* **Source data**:
*****
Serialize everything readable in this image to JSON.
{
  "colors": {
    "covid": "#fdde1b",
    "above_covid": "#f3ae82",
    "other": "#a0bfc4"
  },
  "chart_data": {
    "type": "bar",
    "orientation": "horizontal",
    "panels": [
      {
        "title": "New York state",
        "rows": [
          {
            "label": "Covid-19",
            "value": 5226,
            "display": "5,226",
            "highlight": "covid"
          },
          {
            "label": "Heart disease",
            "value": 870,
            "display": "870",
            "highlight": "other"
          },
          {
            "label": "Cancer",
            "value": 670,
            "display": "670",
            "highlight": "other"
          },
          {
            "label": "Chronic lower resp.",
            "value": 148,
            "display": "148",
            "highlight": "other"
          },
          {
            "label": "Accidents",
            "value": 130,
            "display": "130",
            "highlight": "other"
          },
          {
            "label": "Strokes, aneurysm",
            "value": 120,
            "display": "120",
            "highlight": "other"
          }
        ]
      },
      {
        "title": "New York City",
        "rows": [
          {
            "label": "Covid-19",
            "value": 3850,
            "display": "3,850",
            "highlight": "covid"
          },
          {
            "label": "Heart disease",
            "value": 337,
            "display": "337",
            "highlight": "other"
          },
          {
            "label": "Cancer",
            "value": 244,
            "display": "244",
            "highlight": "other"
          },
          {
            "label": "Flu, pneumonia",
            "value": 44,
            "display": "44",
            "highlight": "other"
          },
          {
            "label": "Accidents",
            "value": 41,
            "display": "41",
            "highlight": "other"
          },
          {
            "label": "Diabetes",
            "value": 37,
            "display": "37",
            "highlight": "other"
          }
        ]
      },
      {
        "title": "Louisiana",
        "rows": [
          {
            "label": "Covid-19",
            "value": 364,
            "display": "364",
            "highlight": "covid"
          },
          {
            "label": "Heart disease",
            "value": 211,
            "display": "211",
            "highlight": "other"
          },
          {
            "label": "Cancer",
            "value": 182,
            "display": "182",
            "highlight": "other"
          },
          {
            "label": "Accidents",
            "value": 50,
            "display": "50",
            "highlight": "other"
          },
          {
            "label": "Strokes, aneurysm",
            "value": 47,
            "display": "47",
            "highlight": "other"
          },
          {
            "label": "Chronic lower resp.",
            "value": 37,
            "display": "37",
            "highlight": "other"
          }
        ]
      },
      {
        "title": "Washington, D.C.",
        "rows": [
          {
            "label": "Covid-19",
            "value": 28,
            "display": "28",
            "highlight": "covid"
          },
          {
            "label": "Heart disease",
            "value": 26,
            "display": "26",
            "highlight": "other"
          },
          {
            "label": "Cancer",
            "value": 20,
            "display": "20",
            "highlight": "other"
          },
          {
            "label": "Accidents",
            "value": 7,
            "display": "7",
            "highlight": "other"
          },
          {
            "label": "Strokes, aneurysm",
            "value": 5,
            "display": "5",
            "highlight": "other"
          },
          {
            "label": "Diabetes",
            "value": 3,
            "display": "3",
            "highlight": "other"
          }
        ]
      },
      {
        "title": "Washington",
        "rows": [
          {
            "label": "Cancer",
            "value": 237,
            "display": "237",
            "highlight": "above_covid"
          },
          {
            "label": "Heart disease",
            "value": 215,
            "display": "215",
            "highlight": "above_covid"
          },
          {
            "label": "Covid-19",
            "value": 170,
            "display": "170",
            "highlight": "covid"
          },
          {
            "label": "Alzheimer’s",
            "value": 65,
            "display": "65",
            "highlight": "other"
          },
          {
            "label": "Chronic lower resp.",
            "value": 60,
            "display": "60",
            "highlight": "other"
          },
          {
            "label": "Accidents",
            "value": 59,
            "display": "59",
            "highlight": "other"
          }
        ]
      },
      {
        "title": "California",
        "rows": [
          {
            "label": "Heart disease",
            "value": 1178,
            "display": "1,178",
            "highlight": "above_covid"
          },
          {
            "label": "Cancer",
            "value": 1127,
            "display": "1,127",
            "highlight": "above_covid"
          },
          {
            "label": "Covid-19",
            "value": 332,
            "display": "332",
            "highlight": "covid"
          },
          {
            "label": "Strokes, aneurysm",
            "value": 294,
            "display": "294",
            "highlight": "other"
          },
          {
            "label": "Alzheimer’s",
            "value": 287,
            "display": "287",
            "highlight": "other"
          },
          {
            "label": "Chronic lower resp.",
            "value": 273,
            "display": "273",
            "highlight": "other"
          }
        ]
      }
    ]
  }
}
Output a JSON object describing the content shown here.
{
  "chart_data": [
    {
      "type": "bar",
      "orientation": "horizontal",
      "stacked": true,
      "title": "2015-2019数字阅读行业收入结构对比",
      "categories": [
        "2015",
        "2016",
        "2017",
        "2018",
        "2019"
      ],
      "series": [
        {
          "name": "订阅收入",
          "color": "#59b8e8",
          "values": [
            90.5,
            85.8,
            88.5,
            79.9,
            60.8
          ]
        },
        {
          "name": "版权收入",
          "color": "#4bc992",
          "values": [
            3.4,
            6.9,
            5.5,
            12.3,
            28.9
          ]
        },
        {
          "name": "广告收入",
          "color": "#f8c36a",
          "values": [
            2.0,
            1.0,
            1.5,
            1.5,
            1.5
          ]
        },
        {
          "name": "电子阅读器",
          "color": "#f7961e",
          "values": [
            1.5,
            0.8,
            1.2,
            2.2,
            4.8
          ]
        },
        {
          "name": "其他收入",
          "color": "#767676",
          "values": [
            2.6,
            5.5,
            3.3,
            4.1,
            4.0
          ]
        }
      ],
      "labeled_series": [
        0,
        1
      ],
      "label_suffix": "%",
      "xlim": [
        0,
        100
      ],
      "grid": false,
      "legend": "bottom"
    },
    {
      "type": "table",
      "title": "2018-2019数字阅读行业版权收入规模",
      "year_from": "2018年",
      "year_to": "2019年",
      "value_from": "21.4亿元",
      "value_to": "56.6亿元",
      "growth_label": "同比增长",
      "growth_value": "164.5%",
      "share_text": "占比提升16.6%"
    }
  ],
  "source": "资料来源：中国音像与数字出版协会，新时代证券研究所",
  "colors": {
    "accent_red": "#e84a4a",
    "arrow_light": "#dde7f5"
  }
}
*****
* **DIRECTIVE**: Retype all of the data shown above, word for word.

* **EXERCISE ANSWER**:
Serialize everything readable in this image to JSON.
{
  "colors": {
    "covid": "#fdde1b",
    "above_covid": "#f3ae82",
    "other": "#a0bfc4"
  },
  "chart_data": {
    "type": "bar",
    "orientation": "horizontal",
    "panels": [
      {
        "title": "New York state",
        "rows": [
          {
            "label": "Covid-19",
            "value": 5226,
            "display": "5,226",
            "highlight": "covid"
          },
          {
            "label": "Heart disease",
            "value": 870,
            "display": "870",
            "highlight": "other"
          },
          {
            "label": "Cancer",
            "value": 670,
            "display": "670",
            "highlight": "other"
          },
          {
            "label": "Chronic lower resp.",
            "value": 148,
            "display": "148",
            "highlight": "other"
          },
          {
            "label": "Accidents",
            "value": 130,
            "display": "130",
            "highlight": "other"
          },
          {
            "label": "Strokes, aneurysm",
            "value": 120,
            "display": "120",
            "highlight": "other"
          }
        ]
      },
      {
        "title": "New York City",
        "rows": [
          {
            "label": "Covid-19",
            "value": 3850,
            "display": "3,850",
            "highlight": "covid"
          },
          {
            "label": "Heart disease",
            "value": 337,
            "display": "337",
            "highlight": "other"
          },
          {
            "label": "Cancer",
            "value": 244,
            "display": "244",
            "highlight": "other"
          },
          {
            "label": "Flu, pneumonia",
            "value": 44,
            "display": "44",
            "highlight": "other"
          },
          {
            "label": "Accidents",
            "value": 41,
            "display": "41",
            "highlight": "other"
          },
          {
            "label": "Diabetes",
            "value": 37,
            "display": "37",
            "highlight": "other"
          }
        ]
      },
      {
        "title": "Louisiana",
        "rows": [
          {
            "label": "Covid-19",
            "value": 364,
            "display": "364",
            "highlight": "covid"
          },
          {
            "label": "Heart disease",
            "value": 211,
            "display": "211",
            "highlight": "other"
          },
          {
            "label": "Cancer",
            "value": 182,
            "display": "182",
            "highlight": "other"
          },
          {
            "label": "Accidents",
            "value": 50,
            "display": "50",
            "highlight": "other"
          },
          {
            "label": "Strokes, aneurysm",
            "value": 47,
            "display": "47",
            "highlight": "other"
          },
          {
            "label": "Chronic lower resp.",
            "value": 37,
            "display": "37",
            "highlight": "other"
          }
        ]
      },
      {
        "title": "Washington, D.C.",
        "rows": [
          {
            "label": "Covid-19",
            "value": 28,
            "display": "28",
            "highlight": "covid"
          },
          {
            "label": "Heart disease",
            "value": 26,
            "display": "26",
            "highlight": "other"
          },
          {
            "label": "Cancer",
            "value": 20,
            "display": "20",
            "highlight": "other"
          },
          {
            "label": "Accidents",
            "value": 7,
            "display": "7",
            "highlight": "other"
          },
          {
            "label": "Strokes, aneurysm",
            "value": 5,
            "display": "5",
            "highlight": "other"
          },
          {
            "label": "Diabetes",
            "value": 3,
            "display": "3",
            "highlight": "other"
          }
        ]
      },
      {
        "title": "Washington",
        "rows": [
          {
            "label": "Cancer",
            "value": 237,
            "display": "237",
            "highlight": "above_covid"
          },
          {
            "label": "Heart disease",
            "value": 215,
            "display": "215",
            "highlight": "above_covid"
          },
          {
            "label": "Covid-19",
            "value": 170,
            "display": "170",
            "highlight": "covid"
          },
          {
            "label": "Alzheimer’s",
            "value": 65,
            "display": "65",
            "highlight": "other"
          },
          {
            "label": "Chronic lower resp.",
            "value": 60,
            "display": "60",
            "highlight": "other"
          },
          {
            "label": "Accidents",
            "value": 59,
            "display": "59",
            "highlight": "other"
          }
        ]
      },
      {
        "title": "California",
        "rows": [
          {
            "label": "Heart disease",
            "value": 1178,
            "display": "1,178",
            "highlight": "above_covid"
          },
          {
            "label": "Cancer",
            "value": 1127,
            "display": "1,127",
            "highlight": "above_covid"
          },
          {
            "label": "Covid-19",
            "value": 332,
            "display": "332",
            "highlight": "covid"
          },
          {
            "label": "Strokes, aneurysm",
            "value": 294,
            "display": "294",
            "highlight": "other"
          },
          {
            "label": "Alzheimer’s",
            "value": 287,
            "display": "287",
            "highlight": "other"
          },
          {
            "label": "Chronic lower resp.",
            "value": 273,
            "display": "273",
            "highlight": "other"
          }
        ]
      }
    ]
  }
}
Output a JSON object describing the content shown here.
{
  "chart_data": [
    {
      "type": "bar",
      "orientation": "horizontal",
      "stacked": true,
      "title": "2015-2019数字阅读行业收入结构对比",
      "categories": [
        "2015",
        "2016",
        "2017",
        "2018",
        "2019"
      ],
      "series": [
        {
          "name": "订阅收入",
          "color": "#59b8e8",
          "values": [
            90.5,
            85.8,
            88.5,
            79.9,
            60.8
          ]
        },
        {
          "name": "版权收入",
          "color": "#4bc992",
          "values": [
            3.4,
            6.9,
            5.5,
            12.3,
            28.9
          ]
        },
        {
          "name": "广告收入",
          "color": "#f8c36a",
          "values": [
            2.0,
            1.0,
            1.5,
            1.5,
            1.5
          ]
        },
        {
          "name": "电子阅读器",
          "color": "#f7961e",
          "values": [
            1.5,
            0.8,
            1.2,
            2.2,
            4.8
          ]
        },
        {
          "name": "其他收入",
          "color": "#767676",
          "values": [
            2.6,
            5.5,
            3.3,
            4.1,
            4.0
          ]
        }
      ],
      "labeled_series": [
        0,
        1
      ],
      "label_suffix": "%",
      "xlim": [
        0,
        100
      ],
      "grid": false,
      "legend": "bottom"
    },
    {
      "type": "table",
      "title": "2018-2019数字阅读行业版权收入规模",
      "year_from": "2018年",
      "year_to": "2019年",
      "value_from": "21.4亿元",
      "value_to": "56.6亿元",
      "growth_label": "同比增长",
      "growth_value": "164.5%",
      "share_text": "占比提升16.6%"
    }
  ],
  "source": "资料来源：中国音像与数字出版协会，新时代证券研究所",
  "colors": {
    "accent_red": "#e84a4a",
    "arrow_light": "#dde7f5"
  }
}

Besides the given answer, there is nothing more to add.